Records follow. Copy every line with "ylabel".

━━━━━━━━━━━━━━━━━━━━━━━━━━━━━━

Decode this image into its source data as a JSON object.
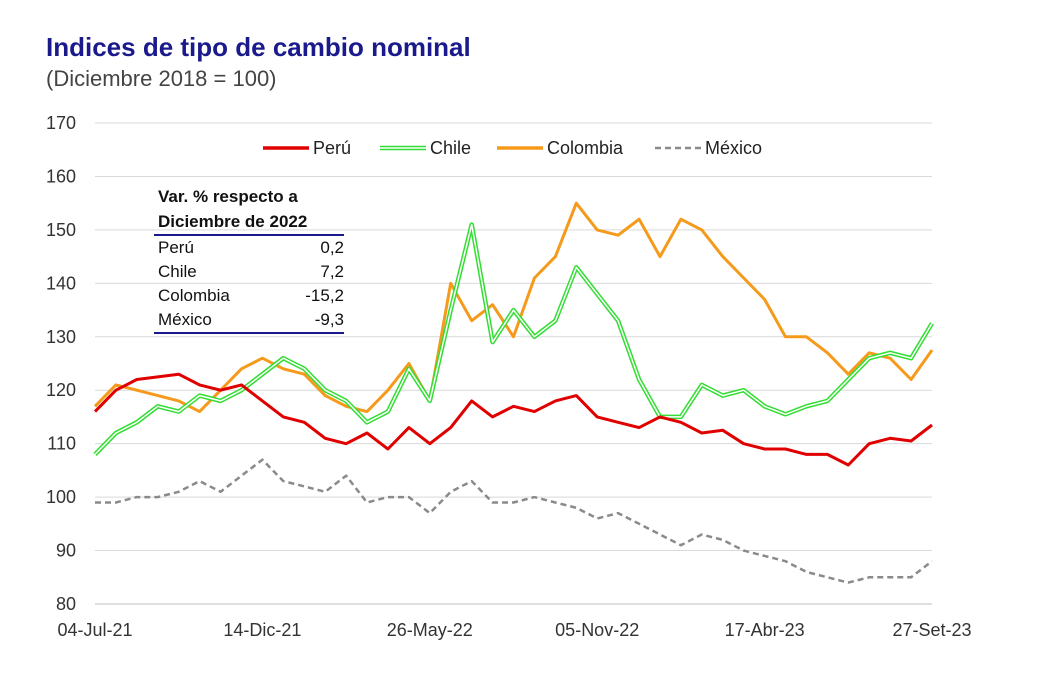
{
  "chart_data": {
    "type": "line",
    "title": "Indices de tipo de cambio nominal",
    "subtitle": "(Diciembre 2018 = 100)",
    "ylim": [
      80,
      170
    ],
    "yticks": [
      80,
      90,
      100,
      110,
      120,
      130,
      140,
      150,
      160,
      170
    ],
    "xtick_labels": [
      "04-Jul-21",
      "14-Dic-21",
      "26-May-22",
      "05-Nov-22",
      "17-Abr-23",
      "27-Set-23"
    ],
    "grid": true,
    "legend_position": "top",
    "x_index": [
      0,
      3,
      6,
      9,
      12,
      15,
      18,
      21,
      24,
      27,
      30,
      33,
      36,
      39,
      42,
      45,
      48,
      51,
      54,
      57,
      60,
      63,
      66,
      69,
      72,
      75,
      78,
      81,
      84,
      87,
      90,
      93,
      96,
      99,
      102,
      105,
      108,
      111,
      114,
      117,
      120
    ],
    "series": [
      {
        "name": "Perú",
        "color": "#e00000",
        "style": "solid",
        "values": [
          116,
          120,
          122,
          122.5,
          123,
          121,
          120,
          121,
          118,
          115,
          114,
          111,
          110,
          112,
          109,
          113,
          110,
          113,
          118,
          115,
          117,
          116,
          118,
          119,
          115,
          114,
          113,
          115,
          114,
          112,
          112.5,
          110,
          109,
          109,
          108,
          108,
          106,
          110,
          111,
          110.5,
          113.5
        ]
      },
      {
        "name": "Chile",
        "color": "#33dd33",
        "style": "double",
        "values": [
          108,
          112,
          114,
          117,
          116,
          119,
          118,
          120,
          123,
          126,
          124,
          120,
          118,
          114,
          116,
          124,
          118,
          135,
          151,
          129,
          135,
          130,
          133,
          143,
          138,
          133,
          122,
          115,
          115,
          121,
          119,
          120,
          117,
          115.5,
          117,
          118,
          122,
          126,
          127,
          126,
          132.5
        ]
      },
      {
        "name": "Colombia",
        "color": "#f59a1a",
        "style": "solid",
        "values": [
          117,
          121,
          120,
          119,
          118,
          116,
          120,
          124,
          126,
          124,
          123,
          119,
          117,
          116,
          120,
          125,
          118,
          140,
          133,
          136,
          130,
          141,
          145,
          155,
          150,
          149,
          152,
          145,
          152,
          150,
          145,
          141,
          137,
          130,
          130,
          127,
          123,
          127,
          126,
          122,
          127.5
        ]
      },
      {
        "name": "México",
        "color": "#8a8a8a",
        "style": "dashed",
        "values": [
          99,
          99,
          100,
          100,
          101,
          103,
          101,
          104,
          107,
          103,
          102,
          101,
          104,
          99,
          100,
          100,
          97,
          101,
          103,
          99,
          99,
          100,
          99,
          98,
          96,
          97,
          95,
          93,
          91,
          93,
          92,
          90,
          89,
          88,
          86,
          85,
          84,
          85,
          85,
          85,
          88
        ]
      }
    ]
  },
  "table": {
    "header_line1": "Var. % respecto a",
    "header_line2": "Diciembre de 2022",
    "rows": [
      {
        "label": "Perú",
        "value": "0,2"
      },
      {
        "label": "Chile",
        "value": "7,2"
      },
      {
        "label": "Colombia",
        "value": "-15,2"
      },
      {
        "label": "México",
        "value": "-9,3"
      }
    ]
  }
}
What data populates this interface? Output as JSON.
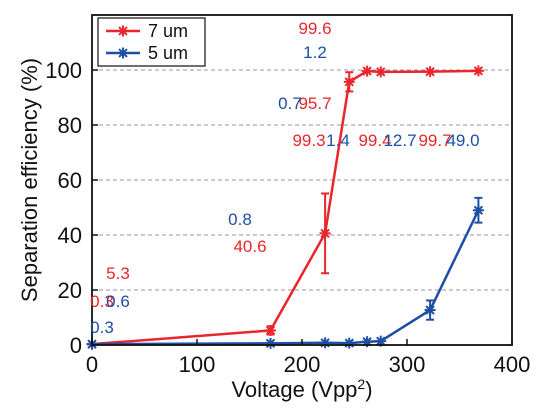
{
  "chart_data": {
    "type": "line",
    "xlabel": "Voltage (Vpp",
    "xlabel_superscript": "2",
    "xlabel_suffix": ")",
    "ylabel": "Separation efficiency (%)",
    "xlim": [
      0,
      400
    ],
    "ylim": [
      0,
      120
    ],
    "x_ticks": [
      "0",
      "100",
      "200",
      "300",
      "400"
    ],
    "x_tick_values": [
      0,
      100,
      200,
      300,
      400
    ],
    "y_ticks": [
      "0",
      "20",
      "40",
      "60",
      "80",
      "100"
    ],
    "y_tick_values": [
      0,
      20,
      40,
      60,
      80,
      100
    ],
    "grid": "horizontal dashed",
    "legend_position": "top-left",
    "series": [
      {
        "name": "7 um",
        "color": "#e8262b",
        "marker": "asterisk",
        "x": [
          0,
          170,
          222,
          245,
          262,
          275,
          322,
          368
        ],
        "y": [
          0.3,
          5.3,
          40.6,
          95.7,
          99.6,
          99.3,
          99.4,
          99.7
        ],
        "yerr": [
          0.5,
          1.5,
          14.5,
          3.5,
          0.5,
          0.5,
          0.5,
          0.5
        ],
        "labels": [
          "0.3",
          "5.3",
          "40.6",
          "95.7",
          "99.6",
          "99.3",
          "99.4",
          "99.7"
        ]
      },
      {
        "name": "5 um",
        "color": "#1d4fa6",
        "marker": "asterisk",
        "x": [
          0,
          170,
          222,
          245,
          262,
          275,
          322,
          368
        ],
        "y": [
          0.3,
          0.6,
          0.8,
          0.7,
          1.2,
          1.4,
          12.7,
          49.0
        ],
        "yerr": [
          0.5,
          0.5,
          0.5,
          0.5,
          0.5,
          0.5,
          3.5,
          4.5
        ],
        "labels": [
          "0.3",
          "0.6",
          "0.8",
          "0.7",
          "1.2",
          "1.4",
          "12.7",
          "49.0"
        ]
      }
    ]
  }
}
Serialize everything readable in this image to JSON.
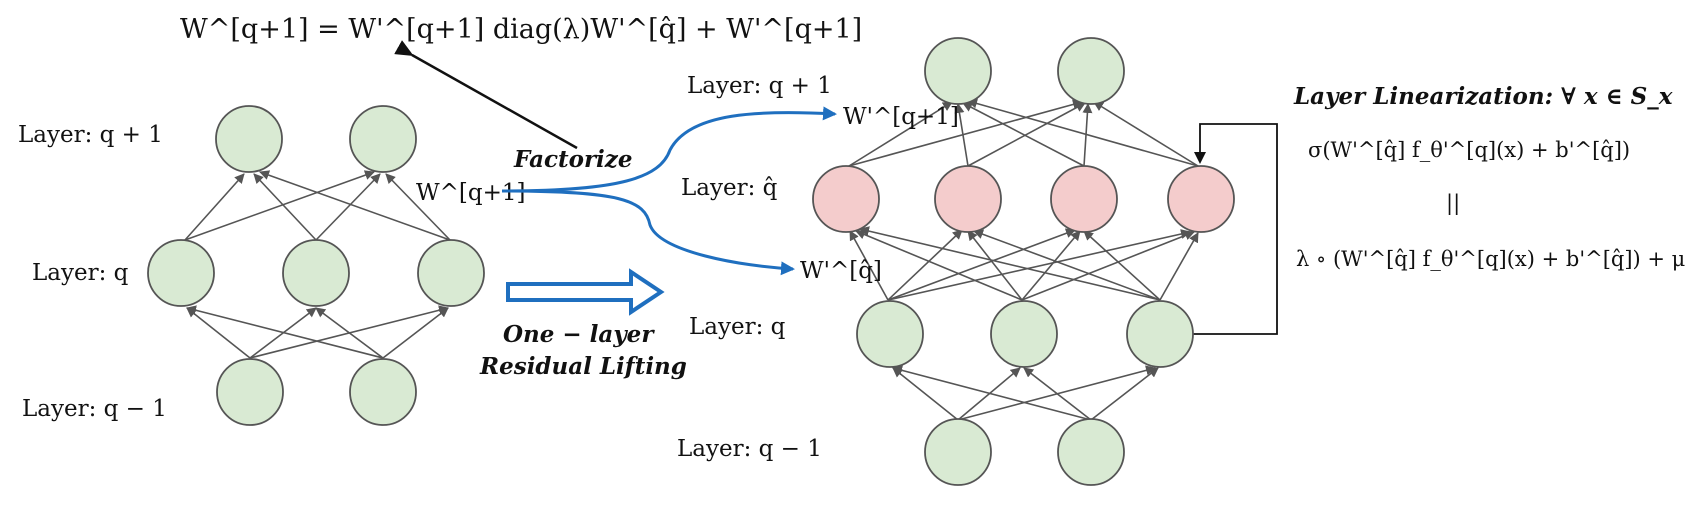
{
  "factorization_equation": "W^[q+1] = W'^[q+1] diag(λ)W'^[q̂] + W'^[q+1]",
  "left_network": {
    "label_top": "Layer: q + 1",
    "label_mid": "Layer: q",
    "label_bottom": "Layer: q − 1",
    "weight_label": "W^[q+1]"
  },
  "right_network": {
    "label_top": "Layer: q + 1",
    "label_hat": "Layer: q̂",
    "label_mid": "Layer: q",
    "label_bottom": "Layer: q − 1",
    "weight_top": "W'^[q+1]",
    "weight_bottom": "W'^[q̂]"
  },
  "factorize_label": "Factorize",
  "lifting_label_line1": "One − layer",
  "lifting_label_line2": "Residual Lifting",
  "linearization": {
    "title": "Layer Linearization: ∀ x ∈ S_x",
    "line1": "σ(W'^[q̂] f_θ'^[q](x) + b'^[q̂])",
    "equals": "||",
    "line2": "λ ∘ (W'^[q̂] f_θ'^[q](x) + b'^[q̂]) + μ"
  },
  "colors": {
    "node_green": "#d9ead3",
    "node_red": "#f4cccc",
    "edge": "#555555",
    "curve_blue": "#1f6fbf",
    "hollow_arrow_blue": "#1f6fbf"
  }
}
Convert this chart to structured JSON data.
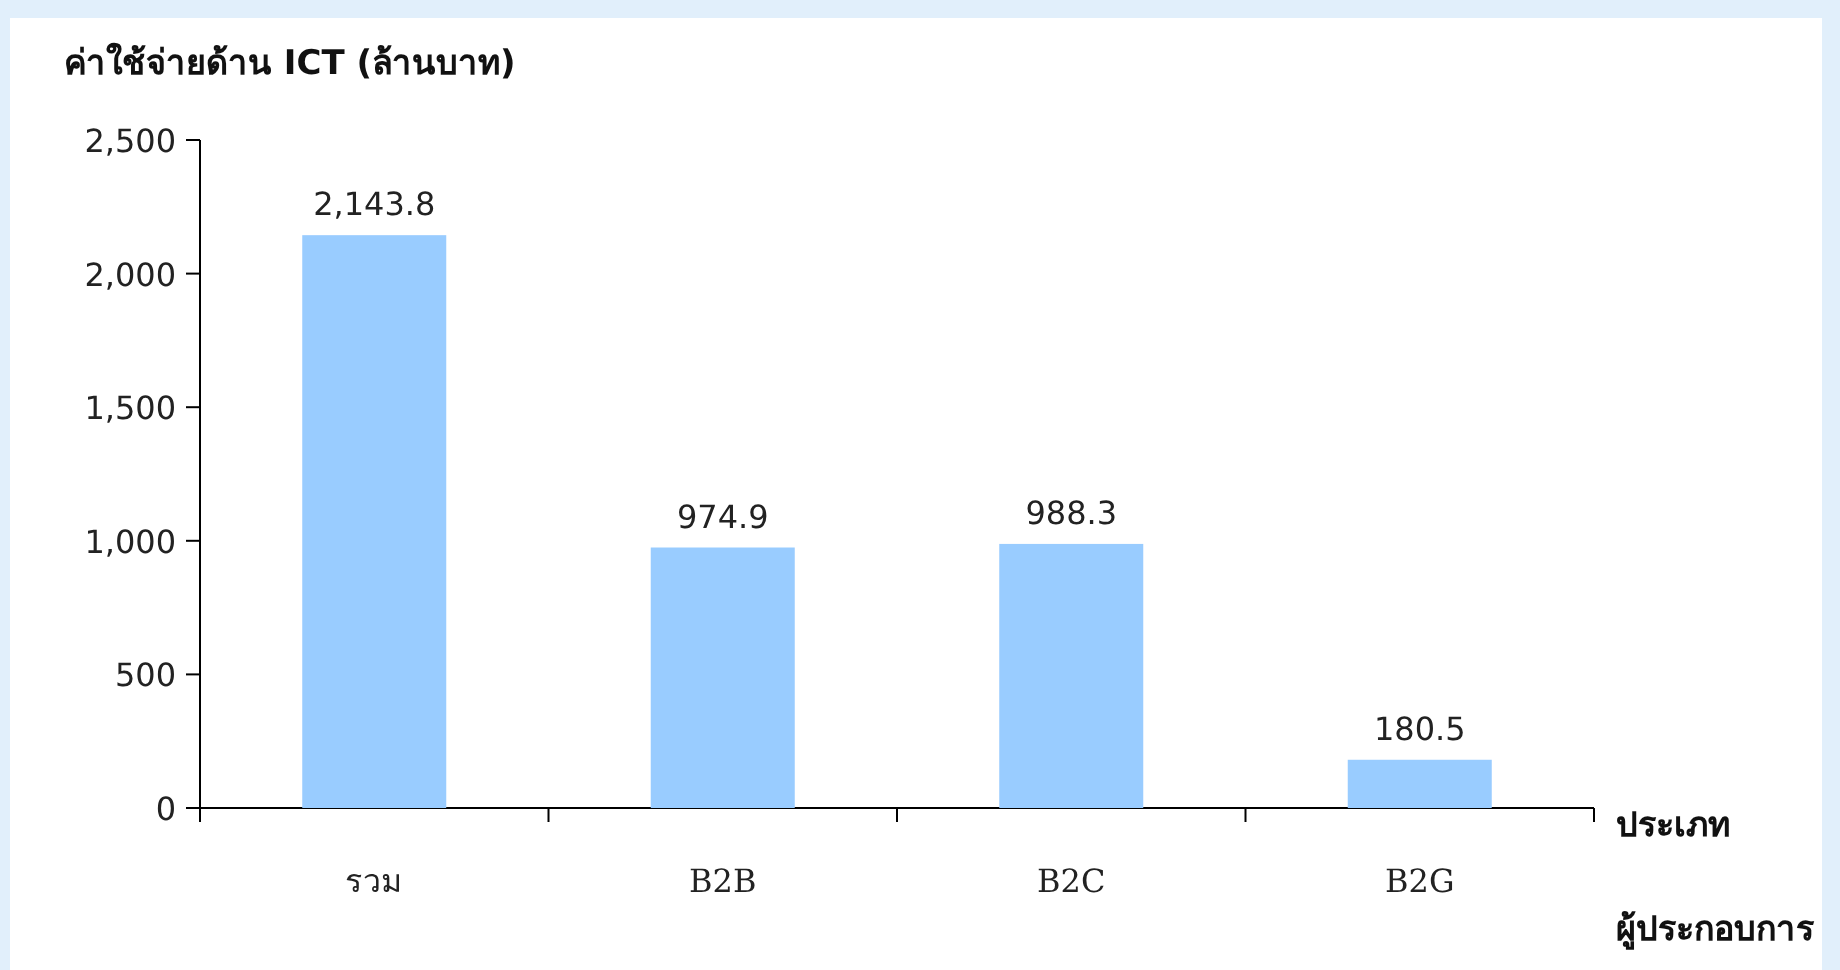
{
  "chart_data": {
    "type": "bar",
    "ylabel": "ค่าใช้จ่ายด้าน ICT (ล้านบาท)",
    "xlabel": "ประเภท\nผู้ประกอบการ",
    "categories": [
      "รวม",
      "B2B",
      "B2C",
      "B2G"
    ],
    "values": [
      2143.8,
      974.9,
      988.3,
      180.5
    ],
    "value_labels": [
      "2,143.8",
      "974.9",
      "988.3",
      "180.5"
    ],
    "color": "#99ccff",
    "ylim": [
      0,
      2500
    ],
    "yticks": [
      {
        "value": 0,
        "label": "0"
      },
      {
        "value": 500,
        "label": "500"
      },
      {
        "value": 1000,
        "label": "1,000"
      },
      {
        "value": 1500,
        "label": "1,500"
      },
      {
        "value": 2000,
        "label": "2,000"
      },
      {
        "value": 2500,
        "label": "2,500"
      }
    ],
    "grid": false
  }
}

━━━━━━━━━━━━━━━━━━━━━━━━━━━━━━

→ Exercise response
    "ylabel": "Separation efficiency (%)",
    "ylabel": "ค่าใช้จ่ายด้าน ICT (ล้านบาท)",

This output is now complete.